— BEGIN Source extract —
A Case of Dr. Jekyll and Mr. Hyde

With a background in psychology, I’m fascinated with why people do what they do including me. I believe seeking understanding of ourselves and others is tremendously valuable because a deeper understanding leads to compassion and true love.

However, this past week God taught me an important lesson — to have a more acute awareness of the conversations, circumstances and people that pull me into a mindset where I’m focusing on the flesh instead of the spirit side of me.

It is a temptation for me to dive into the whys of my life hoping that understanding will spawn a change for the parts of me I don’t like. The first step of change is knowing what needs changing. And to understand what needs changing we need to know the source of the problem. However, what I learned is summed up in Philippians 3:13 “Brethren, I do not count myself to have apprehended; but one thing I do, forgetting those things which are behind and reaching forward to those things which are ahead,”

In Christ we are a new creation. It is an incredible gift because, we have a new spirit connected to God that breathes new life into our bodies. Romans 8:11 We no longer strive to live by our flesh or self-will (those things which are behind) but by God’s will (those things that are ahead). Children of God desire God and His ways, but there’s a part of us that pops up unwanted and unexpectedly driving us against God’s will instead of along side. This part of us that is contrary to God’s truth and wisdom is referred to as the old man, old nature, carnal nature, flesh, self-will, and carnal mind. Though we have God’s spirit dwelling within us, remnants (sometimes huge chunks) of our carnal nature remain as long as we live in these flesh bodies. Once we are born of God, we get a bad case of Dr. Jekyll and Mr. Hyde, because our self-will co-exists with His will in us.
— END Source extract —
→ **Aim a**
Reproduce the part of the records that opens with the line containing "duplica-produto-dialog: Duplica Produto" and closes with the line containing "subtab-caract-contabeis[interactable]: Caract. Contábeis/Tribut.", putting "Produtos Semiacabados" in place of "Produtos Em Processo" and leaving everything else untouched.
The text and the records have no connection to each other.
— BEGIN Data to use —
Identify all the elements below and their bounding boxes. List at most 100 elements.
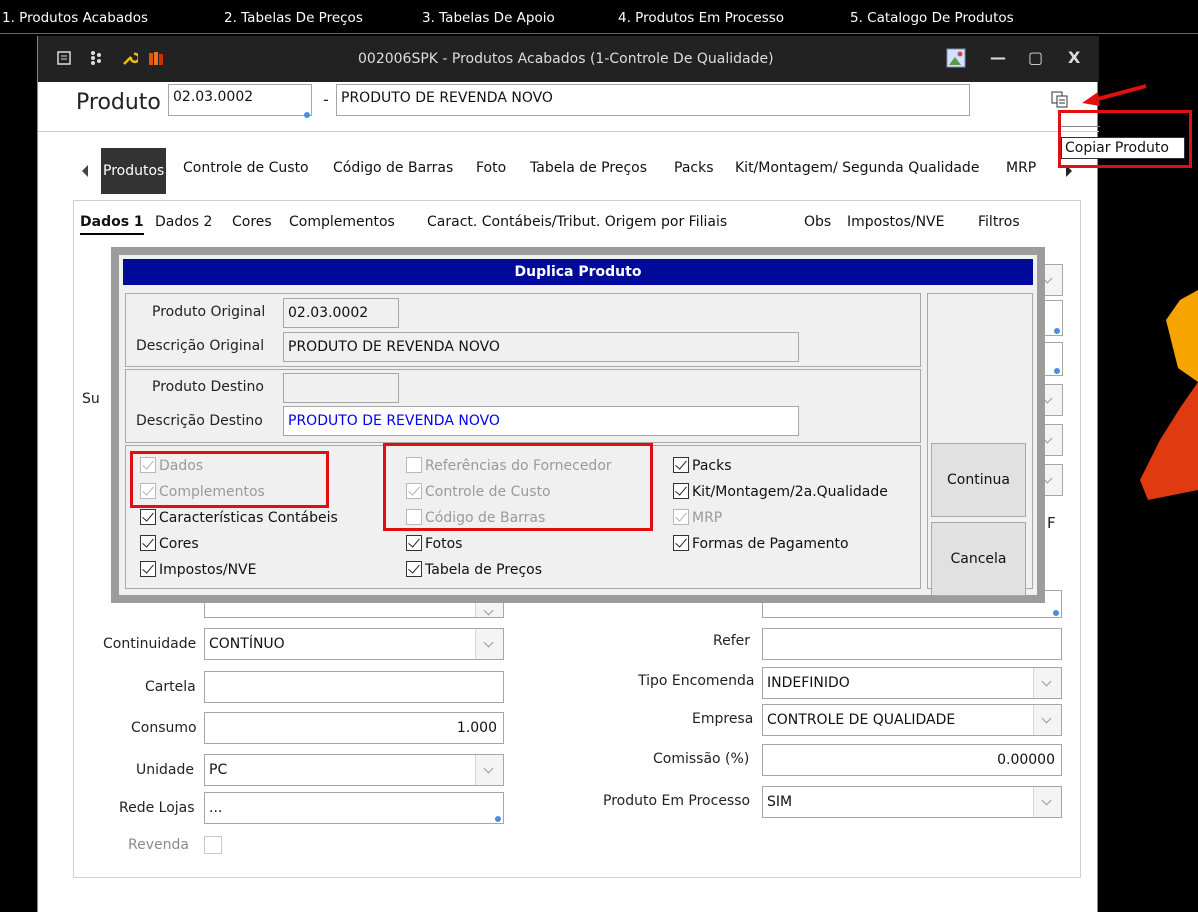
duplica-produto-dialog: Duplica Produto Produto Original 02.03.0… [111,247,1045,603]
produto-original-label: Produto Original [152,304,266,320]
continuidade-label: Continuidade [103,636,197,652]
revenda-checkbox[interactable] [204,836,222,854]
menu-produtos-processo[interactable]: 4. Produtos Em Processo [618,10,784,26]
top-menu-bar: 1. Produtos Acabados 2. Tabelas De Preço… [0,0,1198,34]
brand-logo-fragment [1140,290,1198,500]
subtab-caract-contabeis[interactable]: Caract. Contábeis/Tribut. Origem por Fil… [427,214,727,230]
empresa-select[interactable]: CONTROLE DE QUALIDADE [762,704,1062,736]
consumo-label: Consumo [131,720,197,736]
subtab-dados2[interactable]: Dados 2 [155,214,212,230]
produto-label: Produto [76,90,161,115]
check-mrp[interactable]: MRP [673,508,722,528]
partial-label-left: Su [82,391,100,407]
consumo-field[interactable]: 1.000 [204,712,504,744]
tipo-encomenda-value: INDEFINIDO [767,675,850,691]
empresa-label: Empresa [692,711,754,727]
produto-destino-label: Produto Destino [152,379,264,395]
minimize-button[interactable]: — [990,48,1006,67]
tab-foto[interactable]: Foto [476,160,506,176]
unidade-value: PC [209,762,228,778]
comissao-label: Comissão (%) [653,751,750,767]
produto-em-processo-value: SIM [767,794,793,810]
check-impostos-nve[interactable]: Impostos/NVE [140,560,256,580]
continua-button[interactable]: Continua [931,443,1026,517]
highlight-box-dados [130,451,329,508]
subtab-impostos-nve[interactable]: Impostos/NVE [847,214,944,230]
unidade-label: Unidade [136,762,194,778]
check-fotos[interactable]: Fotos [406,534,462,554]
chevron-down-icon[interactable] [1033,705,1061,735]
menu-tabelas-precos[interactable]: 2. Tabelas De Preços [224,10,363,26]
menu-tabelas-apoio[interactable]: 3. Tabelas De Apoio [422,10,555,26]
close-button[interactable]: X [1068,48,1080,67]
check-kit-montagem[interactable]: Kit/Montagem/2a.Qualidade [673,482,888,502]
tab-codigo-barras[interactable]: Código de Barras [333,160,453,176]
check-caracteristicas-contabeis[interactable]: Características Contábeis [140,508,338,528]
cancela-button[interactable]: Cancela [931,522,1026,596]
chevron-down-icon[interactable] [1033,668,1061,698]
partial-label-right: F [1047,514,1056,532]
produto-destino-field[interactable] [283,373,399,403]
subtab-cores[interactable]: Cores [232,214,272,230]
lookup-icon[interactable] [304,112,310,118]
copiar-produto-tooltip: Copiar Produto [1061,137,1185,159]
tipo-encomenda-label: Tipo Encomenda [638,673,755,689]
unidade-select[interactable]: PC [204,754,504,786]
check-packs[interactable]: Packs [673,456,732,476]
continuidade-value: CONTÍNUO [209,636,285,652]
revenda-label: Revenda [128,837,189,853]
cartela-field[interactable] [204,671,504,703]
copy-product-icon[interactable] [1051,91,1069,109]
produto-description-field[interactable]: PRODUTO DE REVENDA NOVO [336,84,970,116]
empresa-value: CONTROLE DE QUALIDADE [767,712,956,728]
maximize-button[interactable]: ▢ [1028,48,1043,67]
refer-label: Refer [713,633,751,649]
comissao-field[interactable]: 0.00000 [762,744,1062,776]
descricao-original-label: Descrição Original [136,338,265,354]
tab-kit-montagem[interactable]: Kit/Montagem/ Segunda Qualidade [735,160,979,176]
chevron-down-icon[interactable] [475,755,503,785]
window-title: 002006SPK - Produtos Acabados (1-Control… [358,51,774,67]
tab-tabela-precos[interactable]: Tabela de Preços [530,160,647,176]
descricao-original-field[interactable]: PRODUTO DE REVENDA NOVO [283,332,799,362]
tree-icon[interactable] [88,50,104,66]
subtab-filtros[interactable]: Filtros [978,214,1020,230]
rede-lojas-field[interactable]: ... [204,792,504,824]
rede-lojas-label: Rede Lojas [119,800,195,816]
refer-field[interactable] [762,628,1062,660]
tab-produtos[interactable]: Produtos [101,148,167,194]
check-cores[interactable]: Cores [140,534,199,554]
produto-em-processo-select[interactable]: SIM [762,786,1062,818]
tipo-encomenda-select[interactable]: INDEFINIDO [762,667,1062,699]
image-icon[interactable] [946,48,966,68]
tab-mrp[interactable]: MRP [1006,160,1036,176]
tab-controle-custo[interactable]: Controle de Custo [183,160,309,176]
check-formas-pagamento[interactable]: Formas de Pagamento [673,534,849,554]
chevron-down-icon[interactable] [475,629,503,659]
subtab-obs[interactable]: Obs [804,214,831,230]
list-icon[interactable] [56,50,72,66]
produto-em-processo-label: Produto Em Processo [603,793,751,809]
produto-original-field[interactable]: 02.03.0002 [283,298,399,328]
tabs-left-arrow-icon[interactable] [80,164,90,178]
menu-produtos-acabados[interactable]: 1. Produtos Acabados [2,10,148,26]
descricao-destino-label: Descrição Destino [136,413,263,429]
lookup-icon[interactable] [495,816,501,822]
continuidade-select[interactable]: CONTÍNUO [204,628,504,660]
subtab-dados1[interactable]: Dados 1 [80,214,144,235]
cartela-label: Cartela [145,679,196,695]
chevron-down-icon[interactable] [1033,787,1061,817]
books-icon[interactable] [148,50,164,66]
tab-packs[interactable]: Packs [674,160,714,176]
wrench-icon[interactable] [122,50,138,66]
produto-code-field[interactable]: 02.03.0002 [168,84,312,116]
highlight-box-referencias [383,443,653,531]
menu-catalogo-produtos[interactable]: 5. Catalogo De Produtos [850,10,1014,26]
dialog-title: Duplica Produto [123,259,1033,285]
title-bar: 002006SPK - Produtos Acabados (1-Control… [38,36,1099,82]
rede-lojas-value: ... [209,800,223,816]
descricao-destino-field[interactable]: PRODUTO DE REVENDA NOVO [283,406,799,436]
check-tabela-precos[interactable]: Tabela de Preços [406,560,542,580]
subtab-complementos[interactable]: Complementos [289,214,395,230]
produto-dash: - [323,90,329,109]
— END Data to use —
→ **Aim b**
In the piece on Dr. Jekyll and Mr. Hyde, which Bible verse does the writer say sums up the lesson learned?

→ **Complete output a**
duplica-produto-dialog: Duplica Produto Produto Original 02.03.0… [111,247,1045,603]
produto-original-label: Produto Original [152,304,266,320]
continuidade-label: Continuidade [103,636,197,652]
revenda-checkbox[interactable] [204,836,222,854]
menu-produtos-processo[interactable]: 4. Produtos Semiacabados [618,10,784,26]
top-menu-bar: 1. Produtos Acabados 2. Tabelas De Preço… [0,0,1198,34]
brand-logo-fragment [1140,290,1198,500]
subtab-caract-contabeis[interactable]: Caract. Contábeis/Tribut. Origem por Fil… [427,214,727,230]

→ **Complete output b**
Philippians 3:13